WRITTEN EXERCISE => From the listing, collect all lines containing the word "تفصیل".
=-=-=-=-=
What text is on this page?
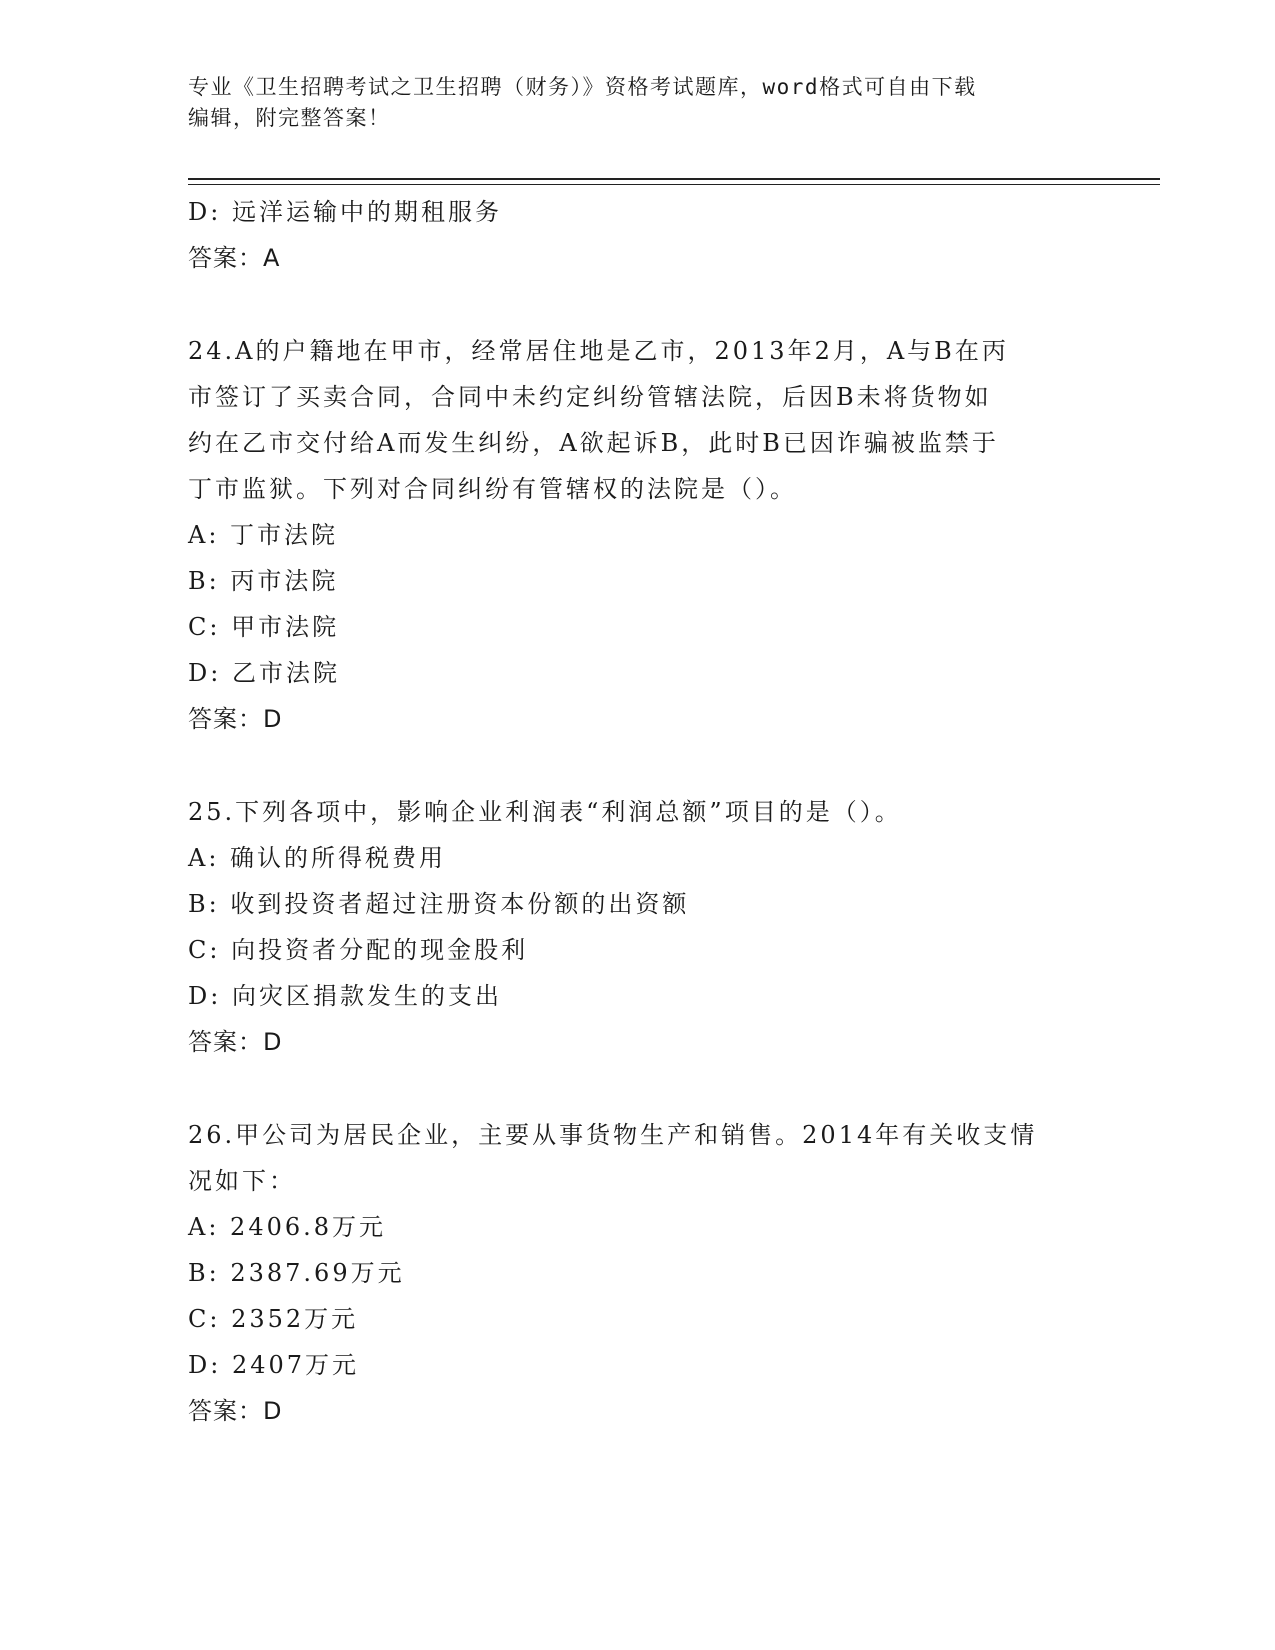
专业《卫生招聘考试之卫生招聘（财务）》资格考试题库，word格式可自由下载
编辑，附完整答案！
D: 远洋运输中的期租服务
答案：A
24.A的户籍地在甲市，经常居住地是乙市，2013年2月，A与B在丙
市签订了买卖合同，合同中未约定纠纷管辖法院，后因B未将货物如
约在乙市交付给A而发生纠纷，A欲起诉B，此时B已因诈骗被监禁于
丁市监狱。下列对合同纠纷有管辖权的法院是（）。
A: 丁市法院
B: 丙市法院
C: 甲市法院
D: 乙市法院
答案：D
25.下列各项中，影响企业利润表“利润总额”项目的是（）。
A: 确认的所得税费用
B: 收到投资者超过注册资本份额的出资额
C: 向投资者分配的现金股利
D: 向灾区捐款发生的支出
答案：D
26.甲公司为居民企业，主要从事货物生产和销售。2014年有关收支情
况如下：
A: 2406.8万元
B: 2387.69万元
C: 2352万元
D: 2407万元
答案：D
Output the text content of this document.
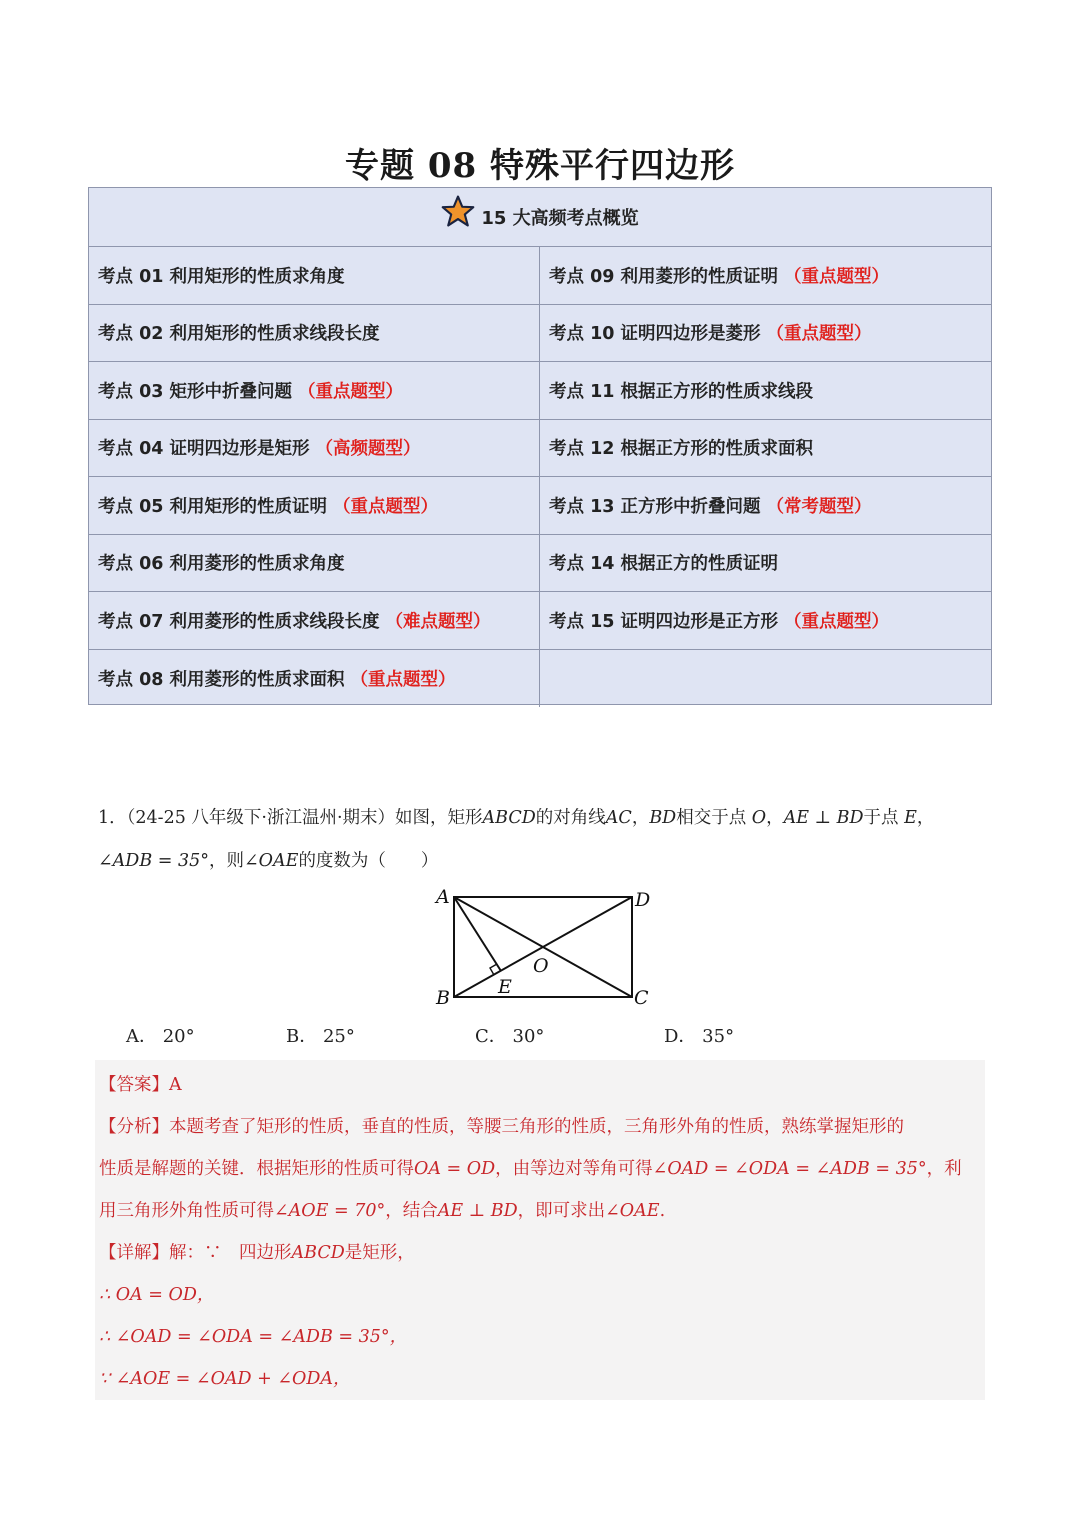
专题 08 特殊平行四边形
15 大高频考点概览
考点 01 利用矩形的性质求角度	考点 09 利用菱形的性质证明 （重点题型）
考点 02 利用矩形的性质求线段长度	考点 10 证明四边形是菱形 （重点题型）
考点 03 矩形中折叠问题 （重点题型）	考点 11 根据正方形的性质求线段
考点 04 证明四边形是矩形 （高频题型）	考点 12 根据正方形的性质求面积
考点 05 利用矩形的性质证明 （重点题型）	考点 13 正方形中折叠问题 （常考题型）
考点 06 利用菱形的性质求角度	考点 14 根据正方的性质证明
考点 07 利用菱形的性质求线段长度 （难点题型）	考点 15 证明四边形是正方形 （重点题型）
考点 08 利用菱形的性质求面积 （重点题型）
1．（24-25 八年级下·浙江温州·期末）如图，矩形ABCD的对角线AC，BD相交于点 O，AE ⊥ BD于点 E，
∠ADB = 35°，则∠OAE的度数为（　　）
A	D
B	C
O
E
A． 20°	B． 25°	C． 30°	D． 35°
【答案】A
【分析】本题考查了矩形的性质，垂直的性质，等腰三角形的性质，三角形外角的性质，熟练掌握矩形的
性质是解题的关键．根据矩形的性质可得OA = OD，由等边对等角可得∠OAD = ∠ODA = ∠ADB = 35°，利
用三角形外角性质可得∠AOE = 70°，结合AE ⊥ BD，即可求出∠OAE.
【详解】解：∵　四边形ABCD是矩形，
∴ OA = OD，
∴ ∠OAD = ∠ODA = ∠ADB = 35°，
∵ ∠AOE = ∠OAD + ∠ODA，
=-=-=-=-=
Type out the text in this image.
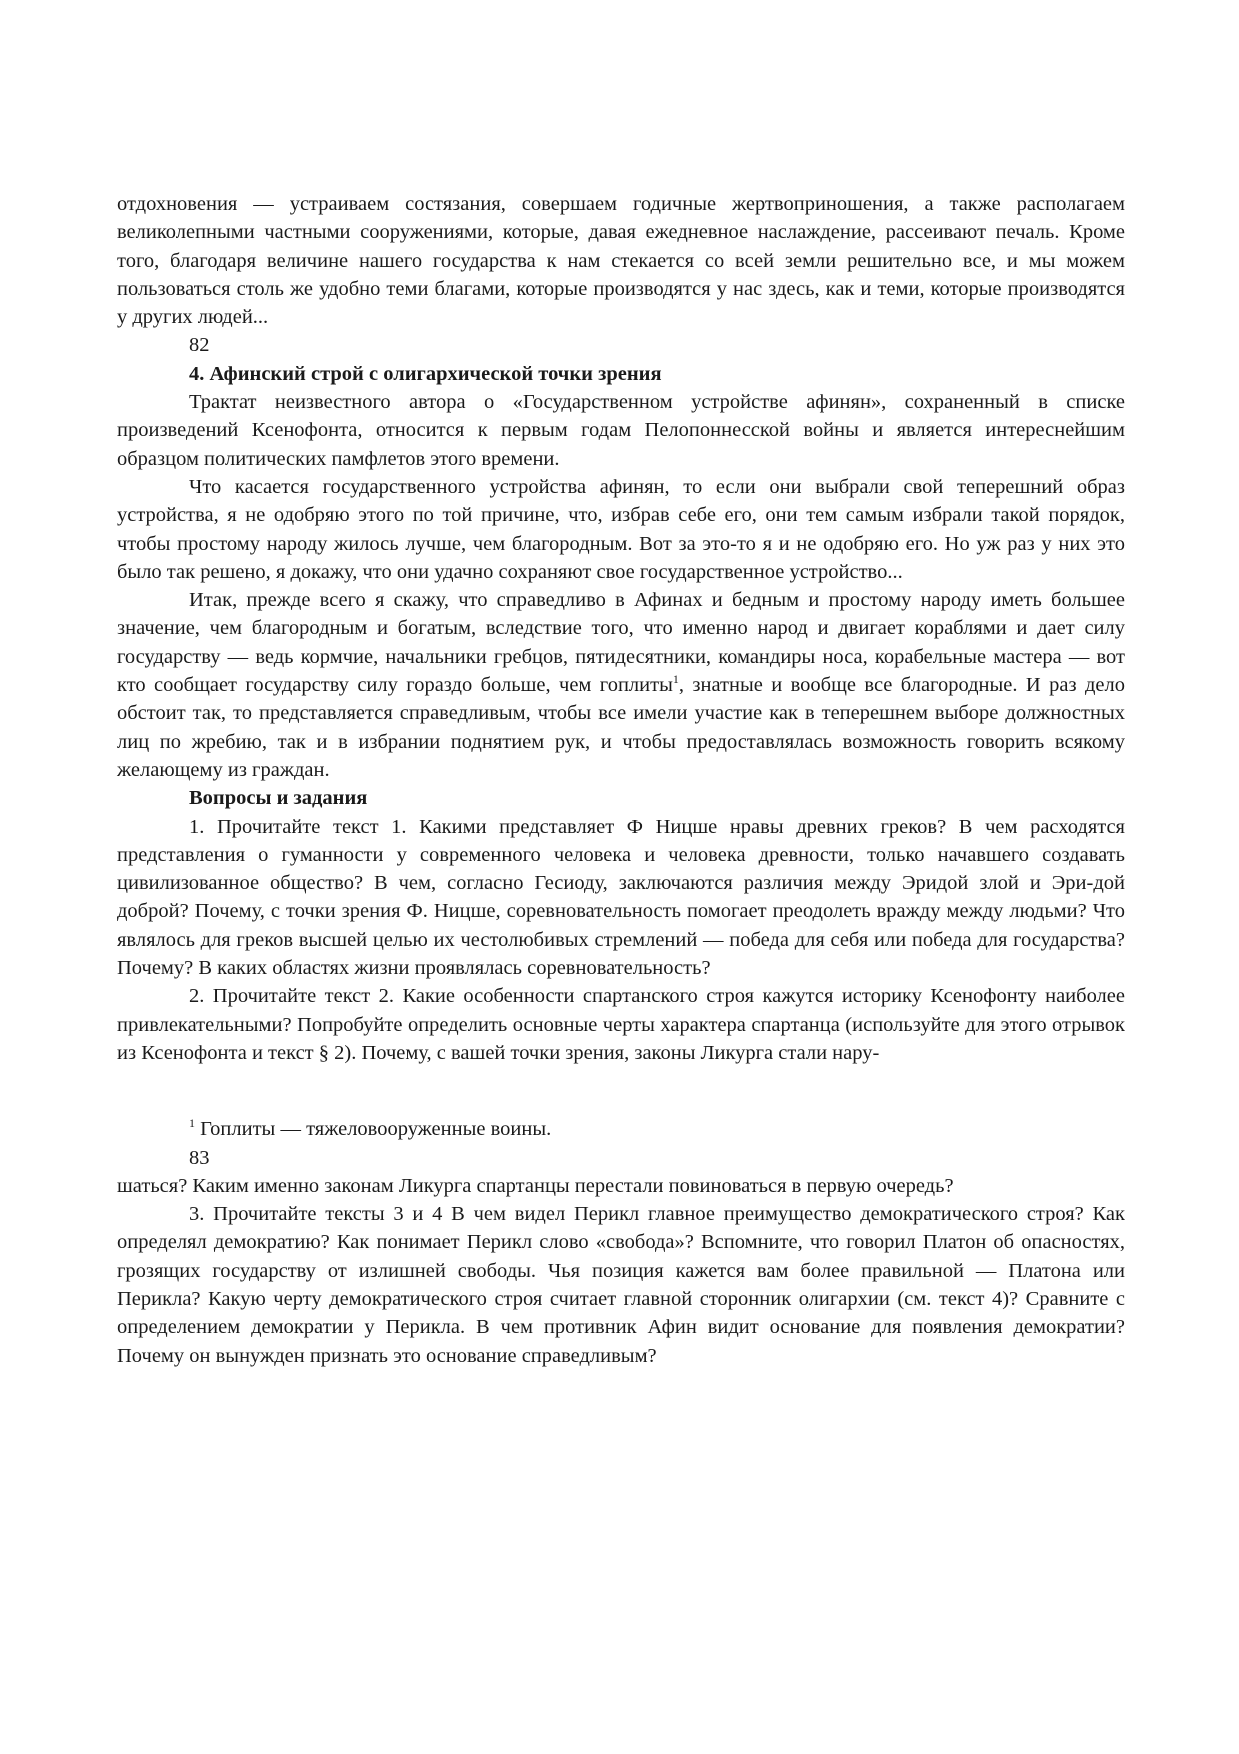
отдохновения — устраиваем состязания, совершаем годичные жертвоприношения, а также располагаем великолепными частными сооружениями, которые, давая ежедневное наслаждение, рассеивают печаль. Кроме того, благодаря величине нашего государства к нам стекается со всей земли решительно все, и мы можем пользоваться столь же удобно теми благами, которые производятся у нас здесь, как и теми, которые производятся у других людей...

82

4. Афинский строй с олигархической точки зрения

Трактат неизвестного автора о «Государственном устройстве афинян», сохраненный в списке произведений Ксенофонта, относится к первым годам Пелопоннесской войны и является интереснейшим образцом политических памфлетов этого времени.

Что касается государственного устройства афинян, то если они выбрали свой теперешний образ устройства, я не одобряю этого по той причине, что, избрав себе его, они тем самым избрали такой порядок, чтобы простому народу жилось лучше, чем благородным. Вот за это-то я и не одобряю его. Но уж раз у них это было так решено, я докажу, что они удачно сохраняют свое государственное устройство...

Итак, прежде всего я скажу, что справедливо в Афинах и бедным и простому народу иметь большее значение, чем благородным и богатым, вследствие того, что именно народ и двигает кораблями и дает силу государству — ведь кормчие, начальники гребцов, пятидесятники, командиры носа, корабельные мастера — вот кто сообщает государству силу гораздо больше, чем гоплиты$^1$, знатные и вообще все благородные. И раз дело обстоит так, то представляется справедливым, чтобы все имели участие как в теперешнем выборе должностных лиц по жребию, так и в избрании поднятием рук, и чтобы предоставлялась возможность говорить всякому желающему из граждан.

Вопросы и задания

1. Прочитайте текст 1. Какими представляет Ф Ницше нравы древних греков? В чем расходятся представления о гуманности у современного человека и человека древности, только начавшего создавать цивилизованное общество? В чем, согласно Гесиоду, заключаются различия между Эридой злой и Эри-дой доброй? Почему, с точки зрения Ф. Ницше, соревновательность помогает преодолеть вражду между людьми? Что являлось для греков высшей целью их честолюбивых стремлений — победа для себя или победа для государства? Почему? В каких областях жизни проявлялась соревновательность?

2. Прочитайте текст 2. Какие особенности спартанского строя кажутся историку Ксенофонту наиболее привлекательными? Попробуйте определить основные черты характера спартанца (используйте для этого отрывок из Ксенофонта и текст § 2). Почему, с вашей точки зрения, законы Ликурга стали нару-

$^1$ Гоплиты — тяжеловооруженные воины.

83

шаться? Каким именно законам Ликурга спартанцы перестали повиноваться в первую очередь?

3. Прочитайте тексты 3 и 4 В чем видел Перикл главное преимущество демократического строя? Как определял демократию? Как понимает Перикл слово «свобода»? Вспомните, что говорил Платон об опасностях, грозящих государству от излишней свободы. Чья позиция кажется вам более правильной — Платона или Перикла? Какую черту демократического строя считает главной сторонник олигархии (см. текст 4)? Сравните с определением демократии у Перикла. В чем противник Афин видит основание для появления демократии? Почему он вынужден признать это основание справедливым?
=-=-=-=-=
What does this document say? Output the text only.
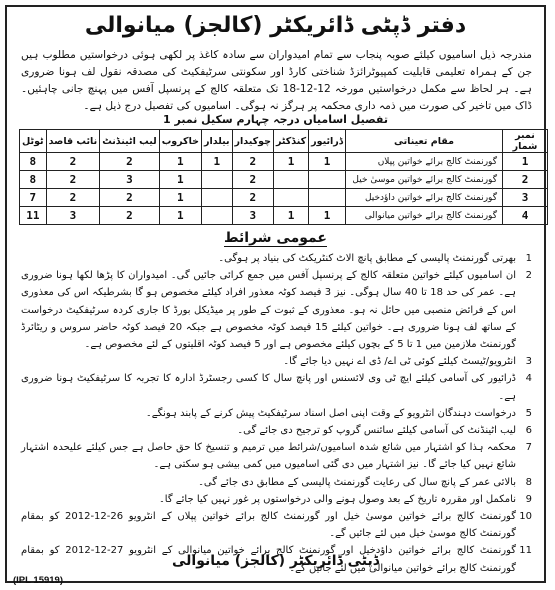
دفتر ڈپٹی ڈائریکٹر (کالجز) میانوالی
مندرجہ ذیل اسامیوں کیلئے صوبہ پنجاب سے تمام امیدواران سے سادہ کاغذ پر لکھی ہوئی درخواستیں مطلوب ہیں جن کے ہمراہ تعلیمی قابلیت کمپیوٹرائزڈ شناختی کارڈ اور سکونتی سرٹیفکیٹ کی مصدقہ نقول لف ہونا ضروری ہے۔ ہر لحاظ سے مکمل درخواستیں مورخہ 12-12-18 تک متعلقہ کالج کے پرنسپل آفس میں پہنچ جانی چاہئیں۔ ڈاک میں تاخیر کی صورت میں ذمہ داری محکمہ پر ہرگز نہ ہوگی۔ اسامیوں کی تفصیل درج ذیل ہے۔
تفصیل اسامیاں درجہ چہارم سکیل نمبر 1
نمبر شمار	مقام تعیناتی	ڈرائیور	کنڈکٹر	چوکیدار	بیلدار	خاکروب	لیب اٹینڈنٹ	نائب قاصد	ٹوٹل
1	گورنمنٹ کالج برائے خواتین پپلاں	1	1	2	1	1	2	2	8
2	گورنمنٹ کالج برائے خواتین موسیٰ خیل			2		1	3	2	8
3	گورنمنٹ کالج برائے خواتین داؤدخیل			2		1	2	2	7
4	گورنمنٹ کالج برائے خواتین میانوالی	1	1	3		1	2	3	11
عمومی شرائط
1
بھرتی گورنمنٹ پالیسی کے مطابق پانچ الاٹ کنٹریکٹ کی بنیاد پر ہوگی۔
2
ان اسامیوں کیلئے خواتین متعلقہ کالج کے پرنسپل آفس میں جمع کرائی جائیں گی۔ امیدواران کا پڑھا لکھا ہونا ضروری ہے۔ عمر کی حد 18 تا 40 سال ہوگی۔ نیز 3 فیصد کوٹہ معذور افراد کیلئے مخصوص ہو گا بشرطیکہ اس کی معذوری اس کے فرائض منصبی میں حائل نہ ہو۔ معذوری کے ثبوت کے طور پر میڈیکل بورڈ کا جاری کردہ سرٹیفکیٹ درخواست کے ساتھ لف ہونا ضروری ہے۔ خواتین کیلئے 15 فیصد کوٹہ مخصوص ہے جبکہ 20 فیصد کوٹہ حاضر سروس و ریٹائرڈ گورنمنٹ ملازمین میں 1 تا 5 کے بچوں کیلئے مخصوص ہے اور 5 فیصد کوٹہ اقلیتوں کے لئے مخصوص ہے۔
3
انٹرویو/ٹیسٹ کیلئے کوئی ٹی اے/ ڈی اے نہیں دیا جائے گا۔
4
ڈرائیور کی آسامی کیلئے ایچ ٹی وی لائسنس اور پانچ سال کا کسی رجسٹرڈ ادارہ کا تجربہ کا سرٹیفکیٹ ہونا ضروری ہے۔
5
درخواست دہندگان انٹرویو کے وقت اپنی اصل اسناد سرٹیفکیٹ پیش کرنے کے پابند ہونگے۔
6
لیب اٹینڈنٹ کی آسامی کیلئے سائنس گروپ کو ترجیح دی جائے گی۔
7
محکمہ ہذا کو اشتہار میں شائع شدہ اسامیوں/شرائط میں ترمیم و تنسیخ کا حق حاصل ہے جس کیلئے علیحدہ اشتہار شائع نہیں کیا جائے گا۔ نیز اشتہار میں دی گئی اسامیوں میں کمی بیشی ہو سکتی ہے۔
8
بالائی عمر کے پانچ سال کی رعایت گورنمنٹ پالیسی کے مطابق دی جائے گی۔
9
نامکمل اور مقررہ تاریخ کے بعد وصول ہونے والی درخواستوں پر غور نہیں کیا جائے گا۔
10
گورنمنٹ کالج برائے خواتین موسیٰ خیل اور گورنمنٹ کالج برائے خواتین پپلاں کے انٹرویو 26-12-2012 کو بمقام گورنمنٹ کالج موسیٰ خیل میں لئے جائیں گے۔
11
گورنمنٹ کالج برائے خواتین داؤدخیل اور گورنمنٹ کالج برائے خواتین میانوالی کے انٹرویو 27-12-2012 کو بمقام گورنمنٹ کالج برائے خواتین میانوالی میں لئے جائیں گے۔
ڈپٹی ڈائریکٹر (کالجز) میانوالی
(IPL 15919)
=-=-=-=-=
ANSWER =>
مندرجہ ذیل اسامیوں کیلئے صوبہ پنجاب سے تمام امیدواران سے سادہ کاغذ پر لکھی ہوئی درخواستیں مطلوب ہیں جن کے ہمراہ تعلیمی قابلیت کمپیوٹرائزڈ شناختی کارڈ اور سکونتی سرٹیفکیٹ کی مصدقہ نقول لف ہونا ضروری ہے۔ ہر لحاظ سے مکمل درخواستیں مورخہ 12-12-18 تک متعلقہ کالج کے پرنسپل آفس میں پہنچ جانی چاہئیں۔ ڈاک میں تاخیر کی صورت میں ذمہ داری محکمہ پر ہرگز نہ ہوگی۔ اسامیوں کی تفصیل درج ذیل ہے۔
تفصیل اسامیاں درجہ چہارم سکیل نمبر 1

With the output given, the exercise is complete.